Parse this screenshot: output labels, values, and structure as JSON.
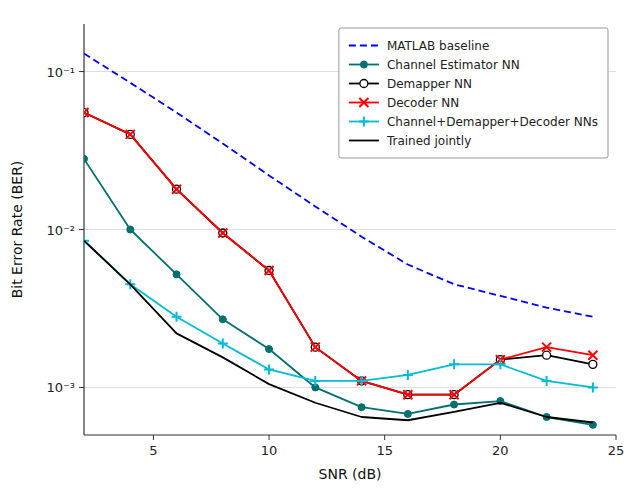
{
  "chart_data": {
    "type": "line",
    "x_label": "SNR (dB)",
    "y_label": "Bit Error Rate (BER)",
    "x": [
      2,
      4,
      6,
      8,
      10,
      12,
      14,
      16,
      18,
      20,
      22,
      24
    ],
    "series": [
      {
        "name": "MATLAB baseline",
        "color": "#0000ff",
        "marker": "none",
        "line_style": "dashed",
        "values": [
          0.13,
          0.085,
          0.055,
          0.035,
          0.022,
          0.014,
          0.009,
          0.006,
          0.0045,
          0.0038,
          0.0032,
          0.0028
        ]
      },
      {
        "name": "Channel Estimator NN",
        "color": "#007070",
        "marker": "circle",
        "line_style": "solid",
        "values": [
          0.028,
          0.01,
          0.0052,
          0.0027,
          0.00175,
          0.001,
          0.00075,
          0.00068,
          0.00078,
          0.00082,
          0.00065,
          0.00058
        ]
      },
      {
        "name": "Demapper NN",
        "color": "#000000",
        "marker": "open-circle",
        "line_style": "solid",
        "values": [
          0.055,
          0.04,
          0.018,
          0.0095,
          0.0055,
          0.0018,
          0.0011,
          0.0009,
          0.0009,
          0.0015,
          0.0016,
          0.0014
        ]
      },
      {
        "name": "Decoder NN",
        "color": "#ff0000",
        "marker": "x",
        "line_style": "solid",
        "values": [
          0.055,
          0.04,
          0.018,
          0.0095,
          0.0055,
          0.0018,
          0.0011,
          0.0009,
          0.0009,
          0.0015,
          0.0018,
          0.0016
        ]
      },
      {
        "name": "Channel+Demapper+Decoder NNs",
        "color": "#00bcd4",
        "marker": "plus",
        "line_style": "solid",
        "values": [
          0.0085,
          0.0045,
          0.0028,
          0.0019,
          0.0013,
          0.0011,
          0.0011,
          0.0012,
          0.0014,
          0.0014,
          0.0011,
          0.001
        ]
      },
      {
        "name": "Trained jointly",
        "color": "#000000",
        "marker": "none",
        "line_style": "solid",
        "values": [
          0.0085,
          0.0045,
          0.0022,
          0.00155,
          0.00105,
          0.0008,
          0.00065,
          0.00062,
          0.0007,
          0.0008,
          0.00065,
          0.0006
        ]
      }
    ],
    "xlim": [
      2,
      25
    ],
    "xticks": [
      5,
      10,
      15,
      20,
      25
    ],
    "ylim": [
      0.0005,
      0.2
    ],
    "yticks": [
      {
        "value": 0.001,
        "label": "10⁻³"
      },
      {
        "value": 0.01,
        "label": "10⁻²"
      },
      {
        "value": 0.1,
        "label": "10⁻¹"
      }
    ],
    "log": "y",
    "grid": true,
    "legend": "upper right"
  }
}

◆ ◆ ◆

**Task goal:**
Wherever "marker" shows up in a line, copy that line.

**Task answer:**
        "marker": "none",
        "marker": "circle",
        "marker": "open-circle",
        "marker": "x",
        "marker": "plus",
        "marker": "none",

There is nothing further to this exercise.